=== Record set ===
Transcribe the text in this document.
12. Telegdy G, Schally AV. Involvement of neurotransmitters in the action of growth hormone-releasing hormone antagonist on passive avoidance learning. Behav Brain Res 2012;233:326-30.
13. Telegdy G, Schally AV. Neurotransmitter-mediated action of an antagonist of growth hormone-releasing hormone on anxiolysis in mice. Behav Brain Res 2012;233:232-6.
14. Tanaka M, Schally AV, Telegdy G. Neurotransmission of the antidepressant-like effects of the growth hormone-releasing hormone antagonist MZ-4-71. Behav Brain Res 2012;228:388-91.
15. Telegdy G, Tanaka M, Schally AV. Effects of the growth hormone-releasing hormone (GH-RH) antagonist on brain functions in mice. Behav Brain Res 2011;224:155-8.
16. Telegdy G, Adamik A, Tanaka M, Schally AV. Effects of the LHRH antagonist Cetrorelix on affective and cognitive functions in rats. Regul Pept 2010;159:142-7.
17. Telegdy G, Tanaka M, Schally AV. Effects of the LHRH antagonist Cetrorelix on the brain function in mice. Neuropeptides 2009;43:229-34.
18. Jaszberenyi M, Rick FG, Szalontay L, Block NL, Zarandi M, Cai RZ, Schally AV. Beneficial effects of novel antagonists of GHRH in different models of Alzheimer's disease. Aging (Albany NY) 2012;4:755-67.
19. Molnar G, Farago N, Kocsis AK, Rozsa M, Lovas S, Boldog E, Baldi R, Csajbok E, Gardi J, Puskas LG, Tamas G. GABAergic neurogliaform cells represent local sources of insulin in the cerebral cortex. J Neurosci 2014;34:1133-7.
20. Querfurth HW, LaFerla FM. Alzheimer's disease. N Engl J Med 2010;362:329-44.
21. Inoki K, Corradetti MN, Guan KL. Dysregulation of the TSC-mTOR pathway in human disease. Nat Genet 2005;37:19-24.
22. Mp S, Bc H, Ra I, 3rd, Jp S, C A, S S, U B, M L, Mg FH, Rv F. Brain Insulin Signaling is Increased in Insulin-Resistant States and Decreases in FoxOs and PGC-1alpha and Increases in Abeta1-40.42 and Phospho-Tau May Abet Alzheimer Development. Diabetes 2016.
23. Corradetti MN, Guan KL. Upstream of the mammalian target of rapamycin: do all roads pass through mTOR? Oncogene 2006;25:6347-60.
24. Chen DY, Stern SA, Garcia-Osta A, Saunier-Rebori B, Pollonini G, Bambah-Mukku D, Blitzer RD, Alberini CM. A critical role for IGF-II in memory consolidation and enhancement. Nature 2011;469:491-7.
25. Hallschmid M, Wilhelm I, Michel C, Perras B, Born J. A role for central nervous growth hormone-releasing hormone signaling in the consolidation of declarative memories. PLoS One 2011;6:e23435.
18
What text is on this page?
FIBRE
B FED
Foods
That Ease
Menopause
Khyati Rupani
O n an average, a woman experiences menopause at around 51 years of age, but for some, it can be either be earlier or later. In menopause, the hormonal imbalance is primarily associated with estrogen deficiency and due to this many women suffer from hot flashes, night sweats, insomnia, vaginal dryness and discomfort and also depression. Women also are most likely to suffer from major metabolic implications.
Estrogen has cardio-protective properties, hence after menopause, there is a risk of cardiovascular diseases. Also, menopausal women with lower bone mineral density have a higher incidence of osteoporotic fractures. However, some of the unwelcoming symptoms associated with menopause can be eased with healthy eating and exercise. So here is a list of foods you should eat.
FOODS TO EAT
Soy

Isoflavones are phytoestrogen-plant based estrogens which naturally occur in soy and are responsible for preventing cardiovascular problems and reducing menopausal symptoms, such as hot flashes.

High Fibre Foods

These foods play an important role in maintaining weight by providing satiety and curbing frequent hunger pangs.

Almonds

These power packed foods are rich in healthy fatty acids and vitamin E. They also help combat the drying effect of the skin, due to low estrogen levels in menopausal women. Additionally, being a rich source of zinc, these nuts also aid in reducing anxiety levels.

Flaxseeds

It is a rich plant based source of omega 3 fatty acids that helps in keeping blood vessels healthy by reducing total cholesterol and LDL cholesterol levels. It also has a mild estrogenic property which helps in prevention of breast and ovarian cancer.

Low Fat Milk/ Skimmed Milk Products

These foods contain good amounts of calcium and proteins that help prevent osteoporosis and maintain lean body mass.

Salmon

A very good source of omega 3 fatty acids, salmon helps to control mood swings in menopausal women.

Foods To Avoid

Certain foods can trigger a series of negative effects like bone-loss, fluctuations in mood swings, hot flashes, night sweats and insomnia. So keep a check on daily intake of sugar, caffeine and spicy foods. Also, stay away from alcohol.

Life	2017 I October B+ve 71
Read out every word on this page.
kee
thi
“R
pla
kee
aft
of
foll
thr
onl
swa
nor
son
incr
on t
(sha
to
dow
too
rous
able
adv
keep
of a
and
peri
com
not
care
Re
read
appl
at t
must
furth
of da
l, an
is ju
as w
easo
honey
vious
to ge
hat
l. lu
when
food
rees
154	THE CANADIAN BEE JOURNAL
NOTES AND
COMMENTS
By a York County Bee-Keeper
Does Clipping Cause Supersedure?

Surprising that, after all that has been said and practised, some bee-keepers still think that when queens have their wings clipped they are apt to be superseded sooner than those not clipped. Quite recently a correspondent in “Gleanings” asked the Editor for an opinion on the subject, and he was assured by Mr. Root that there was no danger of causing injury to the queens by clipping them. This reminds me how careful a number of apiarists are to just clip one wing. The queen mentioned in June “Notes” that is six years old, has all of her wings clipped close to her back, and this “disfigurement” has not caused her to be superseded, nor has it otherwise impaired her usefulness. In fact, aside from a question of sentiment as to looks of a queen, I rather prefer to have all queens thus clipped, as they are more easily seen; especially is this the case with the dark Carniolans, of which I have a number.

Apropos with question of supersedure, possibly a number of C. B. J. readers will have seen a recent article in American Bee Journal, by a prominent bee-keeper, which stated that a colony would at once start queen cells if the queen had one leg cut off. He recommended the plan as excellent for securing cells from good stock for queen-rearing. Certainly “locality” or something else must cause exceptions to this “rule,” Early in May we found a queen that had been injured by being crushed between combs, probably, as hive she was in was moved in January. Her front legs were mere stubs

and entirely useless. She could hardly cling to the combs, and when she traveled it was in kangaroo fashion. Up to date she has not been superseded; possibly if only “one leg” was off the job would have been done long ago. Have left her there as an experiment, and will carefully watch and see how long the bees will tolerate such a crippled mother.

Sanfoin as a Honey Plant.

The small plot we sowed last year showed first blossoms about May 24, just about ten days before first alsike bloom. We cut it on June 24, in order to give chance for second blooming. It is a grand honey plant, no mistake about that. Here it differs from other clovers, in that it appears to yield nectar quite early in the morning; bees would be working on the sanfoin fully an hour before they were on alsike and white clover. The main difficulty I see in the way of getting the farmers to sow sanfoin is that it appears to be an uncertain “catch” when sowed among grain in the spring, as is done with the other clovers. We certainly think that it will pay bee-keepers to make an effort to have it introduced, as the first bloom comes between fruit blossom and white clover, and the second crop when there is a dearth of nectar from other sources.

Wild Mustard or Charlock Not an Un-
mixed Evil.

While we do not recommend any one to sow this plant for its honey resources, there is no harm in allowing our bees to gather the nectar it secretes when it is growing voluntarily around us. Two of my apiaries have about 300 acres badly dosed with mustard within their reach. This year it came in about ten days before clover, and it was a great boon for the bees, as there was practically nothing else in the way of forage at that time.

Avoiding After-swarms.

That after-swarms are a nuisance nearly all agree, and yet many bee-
===
**Action item**
Would you please give the number of lines in this material containing the string "Corradetti", with no further text?

**Response below**
2